WRITTEN EXERCISE:
Collect from the data below each line with "this".

GIVEN RECORDS:
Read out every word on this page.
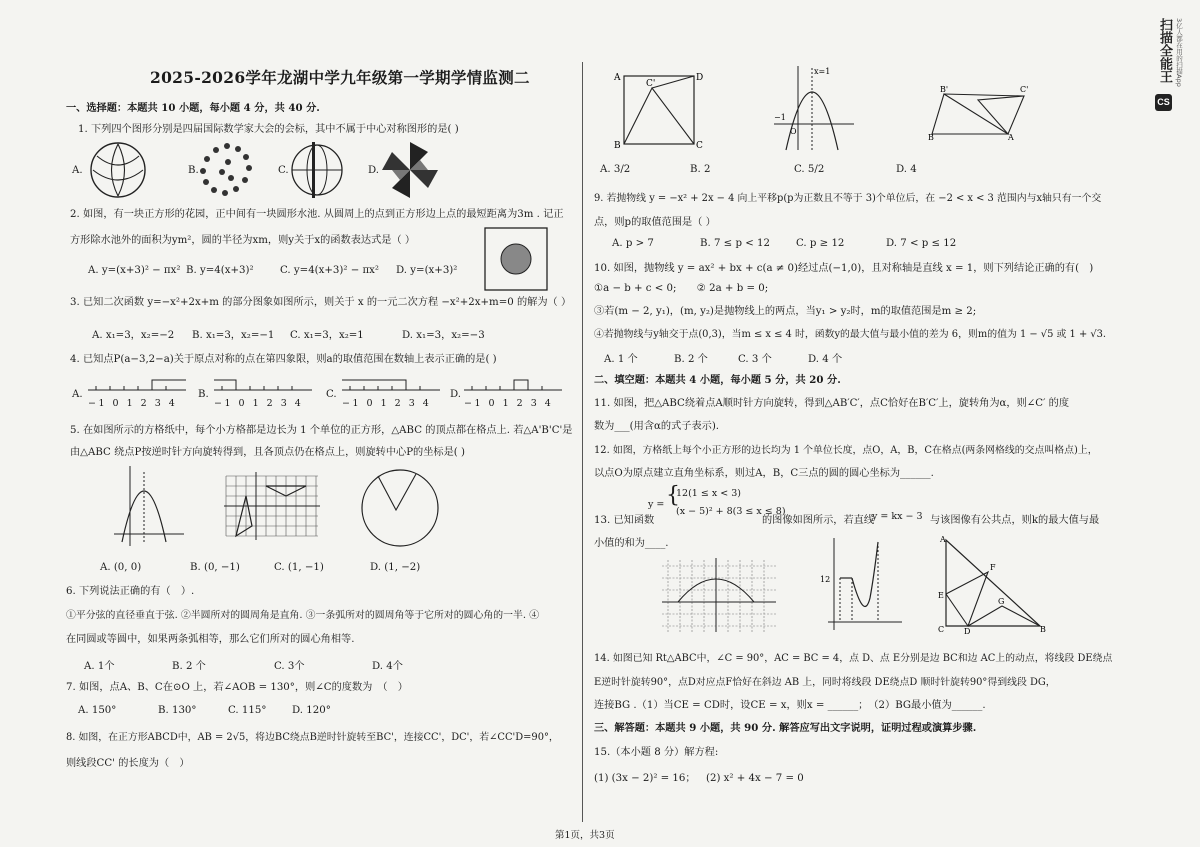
2025-2026学年龙湖中学九年级第一学期学情监测二
一、选择题：本题共 10 小题，每小题 4 分，共 40 分.
1. 下列四个图形分别是四届国际数学家大会的会标，其中不属于中心对称图形的是( )
A.	B.	C.	D.
2. 如图，有一块正方形的花园，正中间有一块圆形水池. 从圆周上的点到正方形边上点的最短距离为3m . 记正
方形除水池外的面积为ym²，圆的半径为xm，则y关于x的函数表达式是（ ）
A. y=(x+3)² − πx² B. y=4(x+3)²	C. y=4(x+3)² − πx² D. y=(x+3)²
3. 已知二次函数 y=−x²+2x+m 的部分图象如图所示，则关于 x 的一元二次方程 −x²+2x+m=0 的解为（ ）
A. x₁=3，x₂=−2 B. x₁=3，x₂=−1 C. x₁=3，x₂=1	D. x₁=3，x₂=−3
4. 已知点P(a−3,2−a)关于原点对称的点在第四象限，则a的取值范围在数轴上表示正确的是( )
A.
−1 0 1 2 3 4
B.
−1 0 1 2 3 4
C.
−1 0 1 2 3 4
D.
−1 0 1 2 3 4
5. 在如图所示的方格纸中，每个小方格都是边长为 1 个单位的正方形，△ABC 的顶点都在格点上. 若△A'B'C'是
由△ABC 绕点P按逆时针方向旋转得到，且各顶点仍在格点上，则旋转中心P的坐标是( )
A. (0, 0)	B. (0, −1)	C. (1, −1)	D. (1, −2)
6. 下列说法正确的有（　）.
①平分弦的直径垂直于弦. ②半圆所对的圆周角是直角. ③一条弧所对的圆周角等于它所对的圆心角的一半. ④
在同圆或等圆中，如果两条弧相等，那么它们所对的圆心角相等.
A. 1个	B. 2 个	C. 3个	D. 4个
7. 如图，点A、B、C在⊙O 上，若∠AOB = 130°，则∠C的度数为　（　）
A. 150°	B. 130°	C. 115°	D. 120°
8. 如图，在正方形ABCD中，AB = 2√5，将边BC绕点B逆时针旋转至BC'，连接CC'，DC'，若∠CC'D=90°，
则线段CC' 的长度为（　）
A	D
B	C
C'
x=1
−1
O
B'	C'
B	A
A. 3/2	B. 2	C. 5/2	D. 4
9. 若抛物线 y = −x² + 2x − 4 向上平移p(p为正数且不等于 3)个单位后，在 −2 < x < 3 范围内与x轴只有一个交
点，则p的取值范围是（ ）
A. p > 7	B. 7 ≤ p < 12	C. p ≥ 12	D. 7 < p ≤ 12
10. 如图，抛物线 y = ax² + bx + c(a ≠ 0)经过点(−1,0)，且对称轴是直线 x = 1，则下列结论正确的有(　)
①a − b + c < 0;　　② 2a + b = 0;
③若(m − 2, y₁)，(m, y₂)是抛物线上的两点，当y₁ > y₂时，m的取值范围是m ≥ 2;
④若抛物线与y轴交于点(0,3)，当m ≤ x ≤ 4 时，函数y的最大值与最小值的差为 6，则m的值为 1 − √5 或 1 + √3.
A. 1 个	B. 2 个	C. 3 个	D. 4 个
二、填空题：本题共 4 小题，每小题 5 分，共 20 分.
11. 如图，把△ABC绕着点A顺时针方向旋转，得到△AB′C′，点C恰好在B′C′上，旋转角为α，则∠C′ 的度
数为___(用含α的式子表示).
12. 如图，方格纸上每个小正方形的边长均为 1 个单位长度，点O，A，B，C在格点(两条网格线的交点叫格点)上，
以点O为原点建立直角坐标系，则过A，B，C三点的圆的圆心坐标为______.
13. 已知函数
y = {
12(1 ≤ x < 3)
(x − 5)² + 8(3 ≤ x ≤ 8)
的图像如图所示，若直线
y = kx − 3 与该图像有公共点，则k的最大值与最
小值的和为____.
12
A
E
C D
F
G
B
14. 如图已知 Rt△ABC中，∠C = 90°，AC = BC = 4，点 D、点 E分别是边 BC和边 AC上的动点，将线段 DE绕点
E逆时针旋转90°，点D对应点F恰好在斜边 AB 上，同时将线段 DE绕点D 顺时针旋转90°得到线段 DG，
连接BG .（1）当CE = CD时，设CE = x，则x = ______；　（2）BG最小值为______.
三、解答题：本题共 9 小题，共 90 分. 解答应写出文字说明，证明过程或演算步骤.
15.（本小题 8 分）解方程:
(1) (3x − 2)² = 16； (2) x² + 4x − 7 = 0
第1页，共3页
扫描全能王
CS
3亿人都在用的扫描App
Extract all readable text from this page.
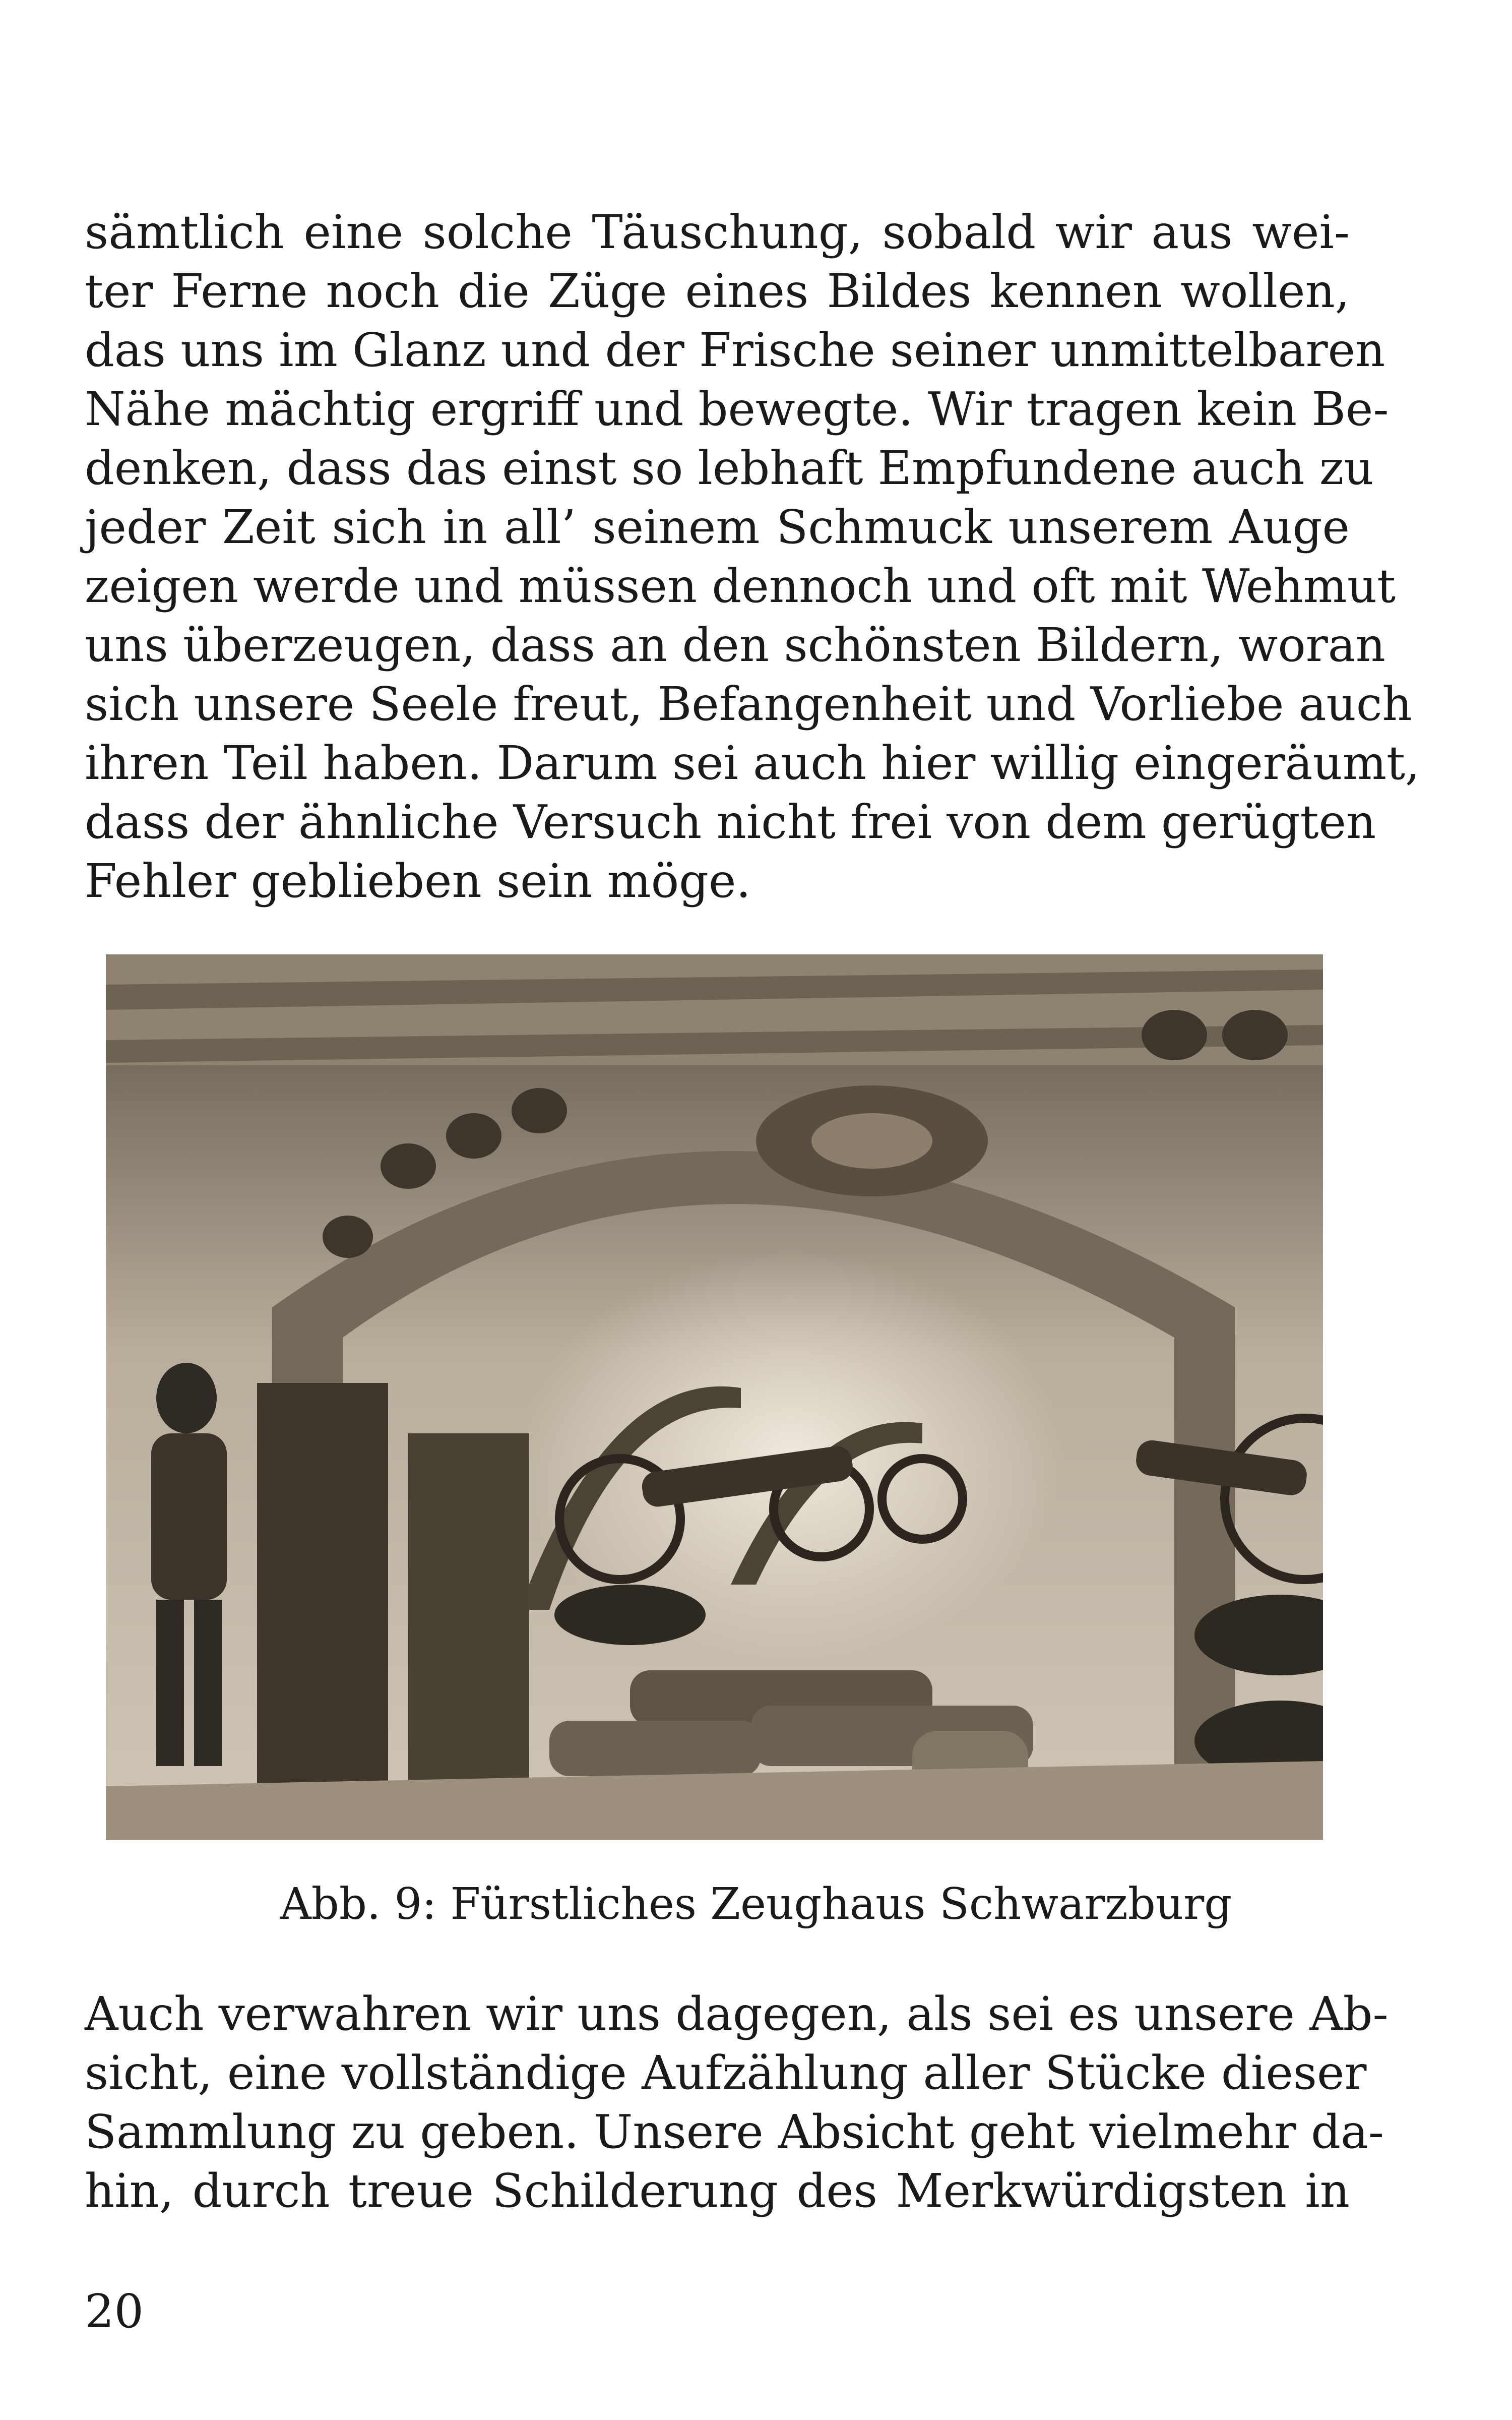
sämtlich eine solche Täuschung, sobald wir aus wei-
ter Ferne noch die Züge eines Bildes kennen wollen,
das uns im Glanz und der Frische seiner unmittelbaren
Nähe mächtig ergriff und bewegte. Wir tragen kein Be-
denken, dass das einst so lebhaft Empfundene auch zu
jeder Zeit sich in all’ seinem Schmuck unserem Auge
zeigen werde und müssen dennoch und oft mit Wehmut
uns überzeugen, dass an den schönsten Bildern, woran
sich unsere Seele freut, Befangenheit und Vorliebe auch
ihren Teil haben. Darum sei auch hier willig eingeräumt,
dass der ähnliche Versuch nicht frei von dem gerügten
Fehler geblieben sein möge.
Abb. 9: Fürstliches Zeughaus Schwarzburg
Auch verwahren wir uns dagegen, als sei es unsere Ab-
sicht, eine vollständige Aufzählung aller Stücke dieser
Sammlung zu geben. Unsere Absicht geht vielmehr da-
hin, durch treue Schilderung des Merkwürdigsten in
20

SOLUTION:
Read out every word on this page.
Extract all readable text from this page.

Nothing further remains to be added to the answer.